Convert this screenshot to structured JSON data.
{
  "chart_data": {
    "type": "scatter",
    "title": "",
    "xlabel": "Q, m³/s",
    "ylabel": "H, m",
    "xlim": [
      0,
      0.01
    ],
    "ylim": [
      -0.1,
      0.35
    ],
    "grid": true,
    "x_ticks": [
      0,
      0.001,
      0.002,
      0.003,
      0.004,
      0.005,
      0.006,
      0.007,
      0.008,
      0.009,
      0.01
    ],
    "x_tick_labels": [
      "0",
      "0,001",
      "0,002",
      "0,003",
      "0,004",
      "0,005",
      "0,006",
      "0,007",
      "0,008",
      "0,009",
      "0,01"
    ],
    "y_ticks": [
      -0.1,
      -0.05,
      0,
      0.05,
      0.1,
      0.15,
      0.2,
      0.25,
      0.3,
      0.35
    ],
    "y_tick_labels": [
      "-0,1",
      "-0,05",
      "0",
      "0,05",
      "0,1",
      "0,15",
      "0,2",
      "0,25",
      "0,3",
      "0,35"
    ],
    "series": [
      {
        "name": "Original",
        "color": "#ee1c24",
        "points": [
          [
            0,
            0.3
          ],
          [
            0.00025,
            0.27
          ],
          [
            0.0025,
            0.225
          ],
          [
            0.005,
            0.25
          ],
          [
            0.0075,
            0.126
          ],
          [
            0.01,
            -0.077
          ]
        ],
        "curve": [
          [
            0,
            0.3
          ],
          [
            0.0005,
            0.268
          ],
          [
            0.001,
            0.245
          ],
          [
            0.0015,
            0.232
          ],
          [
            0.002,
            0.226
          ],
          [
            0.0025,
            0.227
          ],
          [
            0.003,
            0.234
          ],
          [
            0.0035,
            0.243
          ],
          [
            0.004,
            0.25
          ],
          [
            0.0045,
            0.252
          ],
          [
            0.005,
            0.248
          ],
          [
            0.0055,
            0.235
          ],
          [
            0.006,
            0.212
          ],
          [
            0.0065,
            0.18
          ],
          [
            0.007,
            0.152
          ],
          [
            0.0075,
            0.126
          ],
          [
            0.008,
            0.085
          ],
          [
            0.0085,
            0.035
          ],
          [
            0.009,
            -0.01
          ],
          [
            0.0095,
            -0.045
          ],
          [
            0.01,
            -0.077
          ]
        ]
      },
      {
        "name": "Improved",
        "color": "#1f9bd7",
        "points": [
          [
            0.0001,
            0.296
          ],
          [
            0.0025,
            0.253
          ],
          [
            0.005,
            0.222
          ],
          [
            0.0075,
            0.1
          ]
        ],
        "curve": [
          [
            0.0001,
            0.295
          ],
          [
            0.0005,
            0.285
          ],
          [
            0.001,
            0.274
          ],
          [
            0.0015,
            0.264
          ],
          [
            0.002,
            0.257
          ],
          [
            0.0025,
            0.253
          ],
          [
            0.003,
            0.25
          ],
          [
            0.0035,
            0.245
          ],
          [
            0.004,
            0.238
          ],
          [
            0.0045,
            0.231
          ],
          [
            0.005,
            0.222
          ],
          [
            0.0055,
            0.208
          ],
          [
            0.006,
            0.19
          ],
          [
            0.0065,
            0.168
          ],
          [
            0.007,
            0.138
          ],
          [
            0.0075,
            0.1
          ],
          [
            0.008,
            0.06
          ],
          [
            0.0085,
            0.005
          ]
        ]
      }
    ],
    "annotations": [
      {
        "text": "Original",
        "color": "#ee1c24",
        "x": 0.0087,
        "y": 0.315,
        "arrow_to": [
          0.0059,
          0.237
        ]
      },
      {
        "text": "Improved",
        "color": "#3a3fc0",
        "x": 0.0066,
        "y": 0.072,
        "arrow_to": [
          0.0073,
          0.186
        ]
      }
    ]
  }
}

+ + +

### OBJECTIVE:
Quote the listing in full, please, keeping every line exact.

### EXERCISE OUTPUT:
Convert this screenshot to structured JSON data.
{
  "chart_data": {
    "type": "scatter",
    "title": "",
    "xlabel": "Q, m³/s",
    "ylabel": "H, m",
    "xlim": [
      0,
      0.01
    ],
    "ylim": [
      -0.1,
      0.35
    ],
    "grid": true,
    "x_ticks": [
      0,
      0.001,
      0.002,
      0.003,
      0.004,
      0.005,
      0.006,
      0.007,
      0.008,
      0.009,
      0.01
    ],
    "x_tick_labels": [
      "0",
      "0,001",
      "0,002",
      "0,003",
      "0,004",
      "0,005",
      "0,006",
      "0,007",
      "0,008",
      "0,009",
      "0,01"
    ],
    "y_ticks": [
      -0.1,
      -0.05,
      0,
      0.05,
      0.1,
      0.15,
      0.2,
      0.25,
      0.3,
      0.35
    ],
    "y_tick_labels": [
      "-0,1",
      "-0,05",
      "0",
      "0,05",
      "0,1",
      "0,15",
      "0,2",
      "0,25",
      "0,3",
      "0,35"
    ],
    "series": [
      {
        "name": "Original",
        "color": "#ee1c24",
        "points": [
          [
            0,
            0.3
          ],
          [
            0.00025,
            0.27
          ],
          [
            0.0025,
            0.225
          ],
          [
            0.005,
            0.25
          ],
          [
            0.0075,
            0.126
          ],
          [
            0.01,
            -0.077
          ]
        ],
        "curve": [
          [
            0,
            0.3
          ],
          [
            0.0005,
            0.268
          ],
          [
            0.001,
            0.245
          ],
          [
            0.0015,
            0.232
          ],
          [
            0.002,
            0.226
          ],
          [
            0.0025,
            0.227
          ],
          [
            0.003,
            0.234
          ],
          [
            0.0035,
            0.243
          ],
          [
            0.004,
            0.25
          ],
          [
            0.0045,
            0.252
          ],
          [
            0.005,
            0.248
          ],
          [
            0.0055,
            0.235
          ],
          [
            0.006,
            0.212
          ],
          [
            0.0065,
            0.18
          ],
          [
            0.007,
            0.152
          ],
          [
            0.0075,
            0.126
          ],
          [
            0.008,
            0.085
          ],
          [
            0.0085,
            0.035
          ],
          [
            0.009,
            -0.01
          ],
          [
            0.0095,
            -0.045
          ],
          [
            0.01,
            -0.077
          ]
        ]
      },
      {
        "name": "Improved",
        "color": "#1f9bd7",
        "points": [
          [
            0.0001,
            0.296
          ],
          [
            0.0025,
            0.253
          ],
          [
            0.005,
            0.222
          ],
          [
            0.0075,
            0.1
          ]
        ],
        "curve": [
          [
            0.0001,
            0.295
          ],
          [
            0.0005,
            0.285
          ],
          [
            0.001,
            0.274
          ],
          [
            0.0015,
            0.264
          ],
          [
            0.002,
            0.257
          ],
          [
            0.0025,
            0.253
          ],
          [
            0.003,
            0.25
          ],
          [
            0.0035,
            0.245
          ],
          [
            0.004,
            0.238
          ],
          [
            0.0045,
            0.231
          ],
          [
            0.005,
            0.222
          ],
          [
            0.0055,
            0.208
          ],
          [
            0.006,
            0.19
          ],
          [
            0.0065,
            0.168
          ],
          [
            0.007,
            0.138
          ],
          [
            0.0075,
            0.1
          ],
          [
            0.008,
            0.06
          ],
          [
            0.0085,
            0.005
          ]
        ]
      }
    ],
    "annotations": [
      {
        "text": "Original",
        "color": "#ee1c24",
        "x": 0.0087,
        "y": 0.315,
        "arrow_to": [
          0.0059,
          0.237
        ]
      },
      {
        "text": "Improved",
        "color": "#3a3fc0",
        "x": 0.0066,
        "y": 0.072,
        "arrow_to": [
          0.0073,
          0.186
        ]
      }
    ]
  }
}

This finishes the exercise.